Directive: Show every line where "Azimuth" occurs.

------ Supplied material ------

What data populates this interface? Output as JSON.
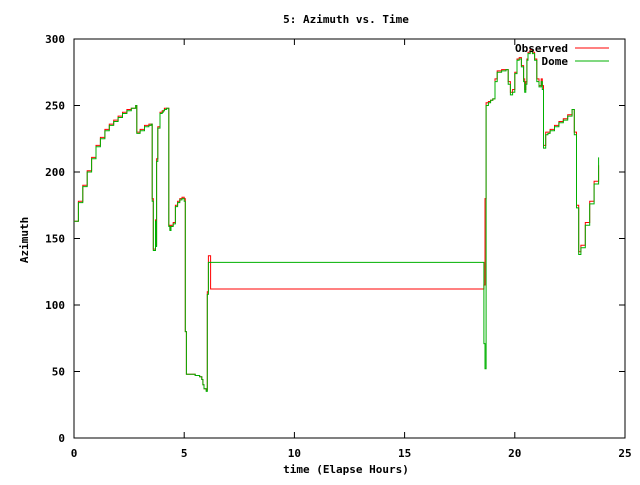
{
  "chart_data": {
    "type": "line",
    "title": "5: Azimuth vs. Time",
    "xlabel": "time (Elapse Hours)",
    "ylabel": "Azimuth",
    "xlim": [
      0,
      25
    ],
    "ylim": [
      0,
      300
    ],
    "xticks": [
      0,
      5,
      10,
      15,
      20,
      25
    ],
    "yticks": [
      0,
      50,
      100,
      150,
      200,
      250,
      300
    ],
    "grid": false,
    "legend_position": "top-right",
    "series": [
      {
        "name": "Observed",
        "color": "#ff0000",
        "x": [
          0.0,
          0.2,
          0.4,
          0.6,
          0.8,
          1.0,
          1.2,
          1.4,
          1.6,
          1.8,
          2.0,
          2.2,
          2.4,
          2.6,
          2.8,
          2.85,
          3.0,
          3.2,
          3.4,
          3.5,
          3.55,
          3.6,
          3.7,
          3.72,
          3.75,
          3.8,
          3.9,
          4.0,
          4.05,
          4.1,
          4.2,
          4.3,
          4.35,
          4.4,
          4.5,
          4.6,
          4.7,
          4.8,
          4.9,
          5.0,
          5.05,
          5.1,
          5.15,
          5.2,
          5.3,
          5.5,
          5.7,
          5.8,
          5.85,
          5.9,
          6.0,
          6.05,
          6.1,
          6.2,
          7.0,
          9.0,
          11.0,
          13.0,
          15.0,
          17.0,
          18.0,
          18.5,
          18.55,
          18.6,
          18.65,
          18.7,
          18.8,
          18.9,
          19.0,
          19.1,
          19.2,
          19.4,
          19.6,
          19.7,
          19.8,
          19.9,
          20.0,
          20.1,
          20.2,
          20.3,
          20.4,
          20.45,
          20.5,
          20.55,
          20.6,
          20.7,
          20.8,
          20.9,
          21.0,
          21.1,
          21.2,
          21.25,
          21.3,
          21.4,
          21.5,
          21.6,
          21.8,
          22.0,
          22.2,
          22.4,
          22.6,
          22.7,
          22.8,
          22.9,
          23.0,
          23.2,
          23.4,
          23.6,
          23.8
        ],
        "y": [
          163,
          178,
          190,
          201,
          211,
          220,
          226,
          232,
          236,
          239,
          242,
          245,
          247,
          248,
          250,
          230,
          232,
          235,
          236,
          236,
          180,
          142,
          164,
          145,
          210,
          234,
          245,
          246,
          246,
          248,
          248,
          160,
          157,
          160,
          162,
          175,
          178,
          180,
          181,
          180,
          80,
          48,
          48,
          48,
          48,
          47,
          46,
          44,
          40,
          37,
          36,
          110,
          137,
          112,
          112,
          112,
          112,
          112,
          112,
          112,
          112,
          112,
          112,
          115,
          180,
          252,
          253,
          254,
          255,
          270,
          276,
          277,
          277,
          268,
          260,
          262,
          275,
          285,
          286,
          280,
          270,
          262,
          268,
          285,
          290,
          292,
          290,
          285,
          270,
          265,
          270,
          265,
          220,
          230,
          230,
          232,
          235,
          238,
          240,
          243,
          247,
          230,
          175,
          140,
          145,
          162,
          178,
          193,
          205
        ]
      },
      {
        "name": "Dome",
        "color": "#00b000",
        "x": [
          0.0,
          0.2,
          0.4,
          0.6,
          0.8,
          1.0,
          1.2,
          1.4,
          1.6,
          1.8,
          2.0,
          2.2,
          2.4,
          2.6,
          2.8,
          2.85,
          3.0,
          3.2,
          3.4,
          3.5,
          3.55,
          3.6,
          3.7,
          3.72,
          3.75,
          3.8,
          3.9,
          4.0,
          4.05,
          4.1,
          4.2,
          4.3,
          4.35,
          4.4,
          4.5,
          4.6,
          4.7,
          4.8,
          4.9,
          5.0,
          5.05,
          5.1,
          5.15,
          5.2,
          5.3,
          5.5,
          5.7,
          5.8,
          5.85,
          5.9,
          6.0,
          6.05,
          6.1,
          6.2,
          7.0,
          9.0,
          11.0,
          13.0,
          15.0,
          17.0,
          18.0,
          18.5,
          18.55,
          18.6,
          18.65,
          18.7,
          18.8,
          18.9,
          19.0,
          19.1,
          19.2,
          19.4,
          19.6,
          19.7,
          19.8,
          19.9,
          20.0,
          20.1,
          20.2,
          20.3,
          20.4,
          20.45,
          20.5,
          20.55,
          20.6,
          20.7,
          20.8,
          20.9,
          21.0,
          21.1,
          21.2,
          21.25,
          21.3,
          21.4,
          21.5,
          21.6,
          21.8,
          22.0,
          22.2,
          22.4,
          22.6,
          22.7,
          22.8,
          22.9,
          23.0,
          23.2,
          23.4,
          23.6,
          23.8
        ],
        "y": [
          163,
          177,
          189,
          200,
          210,
          219,
          225,
          231,
          235,
          238,
          241,
          244,
          246,
          248,
          250,
          229,
          231,
          234,
          235,
          236,
          178,
          141,
          163,
          144,
          208,
          233,
          244,
          245,
          246,
          247,
          248,
          159,
          156,
          159,
          161,
          174,
          177,
          179,
          180,
          178,
          80,
          48,
          48,
          48,
          48,
          47,
          46,
          44,
          40,
          37,
          35,
          108,
          132,
          132,
          132,
          132,
          132,
          132,
          132,
          132,
          132,
          132,
          132,
          71,
          52,
          250,
          252,
          254,
          255,
          268,
          275,
          276,
          277,
          266,
          258,
          260,
          274,
          284,
          285,
          279,
          268,
          260,
          266,
          284,
          289,
          291,
          289,
          284,
          268,
          264,
          268,
          262,
          218,
          228,
          229,
          231,
          234,
          237,
          239,
          242,
          247,
          228,
          173,
          138,
          143,
          160,
          176,
          191,
          211
        ]
      }
    ]
  }
}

------

Final answer:
    "title": "5: Azimuth vs. Time",
    "ylabel": "Azimuth",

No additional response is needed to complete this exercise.